Data items
■ ■ ■ ■ ■

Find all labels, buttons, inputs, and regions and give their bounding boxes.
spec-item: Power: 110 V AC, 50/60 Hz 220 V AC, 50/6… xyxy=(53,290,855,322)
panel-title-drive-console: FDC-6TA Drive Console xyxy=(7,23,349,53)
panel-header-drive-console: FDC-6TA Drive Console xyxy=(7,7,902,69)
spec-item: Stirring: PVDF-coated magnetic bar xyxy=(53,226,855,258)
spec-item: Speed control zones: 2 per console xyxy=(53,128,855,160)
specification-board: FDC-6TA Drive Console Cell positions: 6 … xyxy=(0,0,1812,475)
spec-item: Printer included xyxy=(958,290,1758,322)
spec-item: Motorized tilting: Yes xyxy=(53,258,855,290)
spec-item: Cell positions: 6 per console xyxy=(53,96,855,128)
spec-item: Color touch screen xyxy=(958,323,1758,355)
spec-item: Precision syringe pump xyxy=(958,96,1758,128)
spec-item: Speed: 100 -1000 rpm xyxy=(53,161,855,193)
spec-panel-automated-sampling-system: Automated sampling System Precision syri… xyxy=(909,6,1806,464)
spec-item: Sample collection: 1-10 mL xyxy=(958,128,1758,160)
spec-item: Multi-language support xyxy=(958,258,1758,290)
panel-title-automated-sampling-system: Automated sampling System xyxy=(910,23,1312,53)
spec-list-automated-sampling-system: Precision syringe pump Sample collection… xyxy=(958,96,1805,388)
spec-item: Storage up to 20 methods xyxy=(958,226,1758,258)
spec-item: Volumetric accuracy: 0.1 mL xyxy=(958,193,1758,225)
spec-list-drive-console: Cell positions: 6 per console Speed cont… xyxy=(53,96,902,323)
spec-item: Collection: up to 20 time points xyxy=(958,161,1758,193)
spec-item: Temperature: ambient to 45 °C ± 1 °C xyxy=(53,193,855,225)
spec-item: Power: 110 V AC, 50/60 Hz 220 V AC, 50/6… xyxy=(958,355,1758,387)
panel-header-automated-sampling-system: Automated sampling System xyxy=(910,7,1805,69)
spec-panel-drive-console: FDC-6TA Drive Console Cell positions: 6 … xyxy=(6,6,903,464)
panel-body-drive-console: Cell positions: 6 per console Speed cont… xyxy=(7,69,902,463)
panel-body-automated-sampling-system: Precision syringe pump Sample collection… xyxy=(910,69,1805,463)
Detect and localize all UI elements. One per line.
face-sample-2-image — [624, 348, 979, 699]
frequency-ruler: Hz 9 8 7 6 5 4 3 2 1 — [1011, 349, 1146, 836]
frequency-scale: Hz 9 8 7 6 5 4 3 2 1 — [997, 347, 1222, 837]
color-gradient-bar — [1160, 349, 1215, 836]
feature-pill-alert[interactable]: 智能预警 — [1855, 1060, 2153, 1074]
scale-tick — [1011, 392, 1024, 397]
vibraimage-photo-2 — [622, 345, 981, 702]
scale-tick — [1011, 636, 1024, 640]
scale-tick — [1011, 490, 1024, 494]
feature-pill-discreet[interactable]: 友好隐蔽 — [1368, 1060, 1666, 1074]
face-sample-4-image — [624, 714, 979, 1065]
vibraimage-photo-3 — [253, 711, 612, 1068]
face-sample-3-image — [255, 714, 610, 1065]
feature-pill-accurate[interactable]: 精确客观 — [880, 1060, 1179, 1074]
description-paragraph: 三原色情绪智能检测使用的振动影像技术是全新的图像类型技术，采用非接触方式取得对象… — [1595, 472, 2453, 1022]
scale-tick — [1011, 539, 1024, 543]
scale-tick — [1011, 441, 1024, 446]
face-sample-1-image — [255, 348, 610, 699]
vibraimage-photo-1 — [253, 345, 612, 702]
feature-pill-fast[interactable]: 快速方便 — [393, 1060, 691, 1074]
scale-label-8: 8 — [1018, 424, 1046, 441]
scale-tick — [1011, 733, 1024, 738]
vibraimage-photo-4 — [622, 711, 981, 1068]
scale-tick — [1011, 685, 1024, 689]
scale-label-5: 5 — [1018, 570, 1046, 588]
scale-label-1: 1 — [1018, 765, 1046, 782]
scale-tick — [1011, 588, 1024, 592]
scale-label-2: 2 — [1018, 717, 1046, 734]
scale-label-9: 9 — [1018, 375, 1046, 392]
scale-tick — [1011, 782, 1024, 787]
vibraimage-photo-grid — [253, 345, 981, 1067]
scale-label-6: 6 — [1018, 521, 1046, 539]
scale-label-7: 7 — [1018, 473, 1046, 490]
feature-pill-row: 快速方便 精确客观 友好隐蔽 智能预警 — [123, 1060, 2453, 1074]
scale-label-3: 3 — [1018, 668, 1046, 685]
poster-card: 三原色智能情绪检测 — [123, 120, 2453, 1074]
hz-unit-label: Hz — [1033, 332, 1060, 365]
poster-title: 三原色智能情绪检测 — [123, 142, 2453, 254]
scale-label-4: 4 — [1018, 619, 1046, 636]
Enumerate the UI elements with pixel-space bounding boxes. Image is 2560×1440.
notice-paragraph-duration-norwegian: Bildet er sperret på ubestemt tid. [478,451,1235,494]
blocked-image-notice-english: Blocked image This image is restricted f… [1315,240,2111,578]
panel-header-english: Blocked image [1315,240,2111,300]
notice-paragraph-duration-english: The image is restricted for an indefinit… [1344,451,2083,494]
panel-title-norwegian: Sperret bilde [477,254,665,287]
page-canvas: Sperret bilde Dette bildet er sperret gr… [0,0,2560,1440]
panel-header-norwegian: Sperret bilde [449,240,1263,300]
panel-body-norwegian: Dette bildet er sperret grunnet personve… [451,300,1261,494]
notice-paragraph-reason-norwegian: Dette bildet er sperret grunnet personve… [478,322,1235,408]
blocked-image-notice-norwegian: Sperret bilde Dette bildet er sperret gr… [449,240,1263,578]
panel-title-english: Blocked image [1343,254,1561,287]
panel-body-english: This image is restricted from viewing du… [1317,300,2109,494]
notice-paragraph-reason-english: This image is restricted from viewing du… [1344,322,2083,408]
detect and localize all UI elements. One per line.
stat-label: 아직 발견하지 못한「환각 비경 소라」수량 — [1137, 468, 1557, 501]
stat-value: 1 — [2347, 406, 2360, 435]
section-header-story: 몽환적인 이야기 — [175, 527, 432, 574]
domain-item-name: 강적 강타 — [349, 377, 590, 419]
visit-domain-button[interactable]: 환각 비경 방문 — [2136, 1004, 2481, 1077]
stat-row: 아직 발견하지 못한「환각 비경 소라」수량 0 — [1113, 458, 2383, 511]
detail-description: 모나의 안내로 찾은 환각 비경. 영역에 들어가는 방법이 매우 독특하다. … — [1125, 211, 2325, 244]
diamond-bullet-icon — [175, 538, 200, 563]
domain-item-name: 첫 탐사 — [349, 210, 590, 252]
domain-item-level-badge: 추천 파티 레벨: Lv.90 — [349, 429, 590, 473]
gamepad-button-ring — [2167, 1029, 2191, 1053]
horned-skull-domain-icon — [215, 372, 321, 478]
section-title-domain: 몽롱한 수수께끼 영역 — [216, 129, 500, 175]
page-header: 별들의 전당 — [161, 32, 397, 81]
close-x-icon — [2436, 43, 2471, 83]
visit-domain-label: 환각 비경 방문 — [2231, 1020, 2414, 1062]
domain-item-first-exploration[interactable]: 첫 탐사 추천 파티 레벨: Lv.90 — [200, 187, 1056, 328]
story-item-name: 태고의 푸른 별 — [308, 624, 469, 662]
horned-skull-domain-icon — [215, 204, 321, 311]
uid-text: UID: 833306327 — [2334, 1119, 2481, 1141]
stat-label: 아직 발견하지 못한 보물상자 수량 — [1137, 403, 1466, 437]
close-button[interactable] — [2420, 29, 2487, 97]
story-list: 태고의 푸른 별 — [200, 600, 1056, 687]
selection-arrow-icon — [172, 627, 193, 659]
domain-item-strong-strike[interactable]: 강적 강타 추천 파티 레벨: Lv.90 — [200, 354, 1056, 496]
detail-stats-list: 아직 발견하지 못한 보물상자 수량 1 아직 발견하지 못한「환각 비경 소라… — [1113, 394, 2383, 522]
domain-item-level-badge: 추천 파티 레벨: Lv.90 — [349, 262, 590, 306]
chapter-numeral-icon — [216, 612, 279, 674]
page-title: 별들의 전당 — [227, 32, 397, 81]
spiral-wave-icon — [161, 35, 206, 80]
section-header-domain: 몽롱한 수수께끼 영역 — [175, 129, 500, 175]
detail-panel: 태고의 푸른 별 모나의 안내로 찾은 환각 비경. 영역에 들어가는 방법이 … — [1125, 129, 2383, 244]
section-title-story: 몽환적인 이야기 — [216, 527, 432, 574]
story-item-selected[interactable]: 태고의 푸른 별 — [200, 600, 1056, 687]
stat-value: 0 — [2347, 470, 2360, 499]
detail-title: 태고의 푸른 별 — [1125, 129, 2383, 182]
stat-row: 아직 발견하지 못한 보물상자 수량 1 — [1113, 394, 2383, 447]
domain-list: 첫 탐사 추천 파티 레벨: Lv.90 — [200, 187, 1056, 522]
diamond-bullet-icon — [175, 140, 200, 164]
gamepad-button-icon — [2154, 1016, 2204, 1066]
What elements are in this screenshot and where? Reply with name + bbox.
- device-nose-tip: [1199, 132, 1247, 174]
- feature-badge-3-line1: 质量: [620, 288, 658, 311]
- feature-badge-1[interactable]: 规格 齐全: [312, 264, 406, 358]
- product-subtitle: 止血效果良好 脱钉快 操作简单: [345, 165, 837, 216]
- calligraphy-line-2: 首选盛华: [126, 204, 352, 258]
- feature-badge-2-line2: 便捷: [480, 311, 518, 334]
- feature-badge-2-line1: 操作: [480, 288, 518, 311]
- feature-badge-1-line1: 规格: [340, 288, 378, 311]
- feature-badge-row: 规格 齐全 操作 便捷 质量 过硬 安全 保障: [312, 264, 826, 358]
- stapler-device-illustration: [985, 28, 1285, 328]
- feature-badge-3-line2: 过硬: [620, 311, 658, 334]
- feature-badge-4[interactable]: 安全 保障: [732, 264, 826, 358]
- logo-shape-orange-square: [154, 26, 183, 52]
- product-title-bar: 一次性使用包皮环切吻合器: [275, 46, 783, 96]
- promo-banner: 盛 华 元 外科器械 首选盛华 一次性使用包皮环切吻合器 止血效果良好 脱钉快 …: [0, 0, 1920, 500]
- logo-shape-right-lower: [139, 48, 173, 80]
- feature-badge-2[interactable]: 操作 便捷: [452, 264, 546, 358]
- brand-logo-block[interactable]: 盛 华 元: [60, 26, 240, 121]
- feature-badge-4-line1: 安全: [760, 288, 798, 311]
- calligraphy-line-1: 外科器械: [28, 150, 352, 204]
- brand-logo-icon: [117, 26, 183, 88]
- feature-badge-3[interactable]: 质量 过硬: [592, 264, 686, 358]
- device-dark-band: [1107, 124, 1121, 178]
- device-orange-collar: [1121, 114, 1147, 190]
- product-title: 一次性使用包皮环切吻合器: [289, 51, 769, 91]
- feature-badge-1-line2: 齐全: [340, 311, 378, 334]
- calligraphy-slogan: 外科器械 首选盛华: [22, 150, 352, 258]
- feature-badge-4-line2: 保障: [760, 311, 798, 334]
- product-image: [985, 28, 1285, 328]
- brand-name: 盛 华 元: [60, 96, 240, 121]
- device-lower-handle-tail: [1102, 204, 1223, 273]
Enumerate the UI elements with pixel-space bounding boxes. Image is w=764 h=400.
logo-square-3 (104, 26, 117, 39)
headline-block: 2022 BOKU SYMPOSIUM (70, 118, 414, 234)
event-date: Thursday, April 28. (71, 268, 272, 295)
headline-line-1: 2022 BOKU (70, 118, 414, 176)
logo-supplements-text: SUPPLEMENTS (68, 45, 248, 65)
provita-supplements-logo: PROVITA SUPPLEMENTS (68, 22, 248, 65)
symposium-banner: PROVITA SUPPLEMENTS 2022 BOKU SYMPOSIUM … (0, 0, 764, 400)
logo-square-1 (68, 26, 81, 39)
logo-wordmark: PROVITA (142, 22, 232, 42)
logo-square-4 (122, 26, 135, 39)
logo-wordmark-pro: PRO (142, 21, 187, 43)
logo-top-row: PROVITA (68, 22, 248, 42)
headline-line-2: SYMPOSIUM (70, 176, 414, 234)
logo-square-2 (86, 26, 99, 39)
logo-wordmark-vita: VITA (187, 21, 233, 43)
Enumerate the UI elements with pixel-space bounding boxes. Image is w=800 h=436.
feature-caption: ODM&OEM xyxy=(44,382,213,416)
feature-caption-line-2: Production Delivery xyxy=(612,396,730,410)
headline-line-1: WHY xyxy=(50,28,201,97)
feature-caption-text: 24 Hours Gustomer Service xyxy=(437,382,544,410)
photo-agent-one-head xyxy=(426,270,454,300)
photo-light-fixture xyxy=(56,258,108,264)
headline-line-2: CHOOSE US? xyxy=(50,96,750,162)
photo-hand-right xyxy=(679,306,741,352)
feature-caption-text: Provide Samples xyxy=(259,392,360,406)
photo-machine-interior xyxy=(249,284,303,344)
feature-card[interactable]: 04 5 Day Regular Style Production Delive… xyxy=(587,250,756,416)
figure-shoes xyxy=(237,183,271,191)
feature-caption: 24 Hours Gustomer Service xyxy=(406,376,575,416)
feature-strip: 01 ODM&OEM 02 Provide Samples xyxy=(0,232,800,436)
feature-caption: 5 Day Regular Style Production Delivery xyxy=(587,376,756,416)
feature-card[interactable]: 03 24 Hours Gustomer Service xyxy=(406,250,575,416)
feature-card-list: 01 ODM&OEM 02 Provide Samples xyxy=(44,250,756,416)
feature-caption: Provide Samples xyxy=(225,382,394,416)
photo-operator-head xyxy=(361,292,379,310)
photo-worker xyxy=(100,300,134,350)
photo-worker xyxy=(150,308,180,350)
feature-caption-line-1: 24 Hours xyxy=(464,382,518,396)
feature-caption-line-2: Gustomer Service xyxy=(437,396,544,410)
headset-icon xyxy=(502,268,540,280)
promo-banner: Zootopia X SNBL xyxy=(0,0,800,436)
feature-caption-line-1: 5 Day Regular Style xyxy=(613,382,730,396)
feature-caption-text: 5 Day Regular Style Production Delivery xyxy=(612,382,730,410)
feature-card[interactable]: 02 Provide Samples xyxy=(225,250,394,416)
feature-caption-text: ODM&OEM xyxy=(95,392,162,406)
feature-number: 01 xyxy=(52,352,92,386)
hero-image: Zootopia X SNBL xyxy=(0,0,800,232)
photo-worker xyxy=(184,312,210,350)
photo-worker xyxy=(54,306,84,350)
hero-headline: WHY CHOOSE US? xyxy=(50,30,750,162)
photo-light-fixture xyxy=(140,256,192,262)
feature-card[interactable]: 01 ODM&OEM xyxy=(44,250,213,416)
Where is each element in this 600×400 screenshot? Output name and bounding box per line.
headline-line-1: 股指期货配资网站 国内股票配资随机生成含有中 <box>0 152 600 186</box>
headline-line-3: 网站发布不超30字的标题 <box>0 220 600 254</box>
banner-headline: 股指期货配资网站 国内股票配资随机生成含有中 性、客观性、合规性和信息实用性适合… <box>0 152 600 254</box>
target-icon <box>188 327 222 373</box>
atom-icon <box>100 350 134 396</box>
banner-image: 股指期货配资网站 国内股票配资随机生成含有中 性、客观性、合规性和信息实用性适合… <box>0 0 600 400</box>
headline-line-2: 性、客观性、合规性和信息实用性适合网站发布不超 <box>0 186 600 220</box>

■ ■ ■ ■ ■

Aim of the exercise
Copy out, word for word, the stretch of the data from its first line through the line containing "spec-item: Volumetric accuracy: 0.1", including both ends.

Task result
Find all labels, buttons, inputs, and regions and give their bounding boxes.
spec-item: Power: 110 V AC, 50/60 Hz 220 V AC, 50/6… xyxy=(53,290,855,322)
panel-title-drive-console: FDC-6TA Drive Console xyxy=(7,23,349,53)
panel-header-drive-console: FDC-6TA Drive Console xyxy=(7,7,902,69)
spec-item: Stirring: PVDF-coated magnetic bar xyxy=(53,226,855,258)
spec-item: Speed control zones: 2 per console xyxy=(53,128,855,160)
specification-board: FDC-6TA Drive Console Cell positions: 6 … xyxy=(0,0,1812,475)
spec-item: Printer included xyxy=(958,290,1758,322)
spec-item: Motorized tilting: Yes xyxy=(53,258,855,290)
spec-item: Cell positions: 6 per console xyxy=(53,96,855,128)
spec-item: Color touch screen xyxy=(958,323,1758,355)
spec-item: Precision syringe pump xyxy=(958,96,1758,128)
spec-item: Speed: 100 -1000 rpm xyxy=(53,161,855,193)
spec-panel-automated-sampling-system: Automated sampling System Precision syri… xyxy=(909,6,1806,464)
spec-item: Sample collection: 1-10 mL xyxy=(958,128,1758,160)
spec-item: Multi-language support xyxy=(958,258,1758,290)
panel-title-automated-sampling-system: Automated sampling System xyxy=(910,23,1312,53)
spec-list-automated-sampling-system: Precision syringe pump Sample collection… xyxy=(958,96,1805,388)
spec-item: Storage up to 20 methods xyxy=(958,226,1758,258)
spec-item: Volumetric accuracy: 0.1 mL xyxy=(958,193,1758,225)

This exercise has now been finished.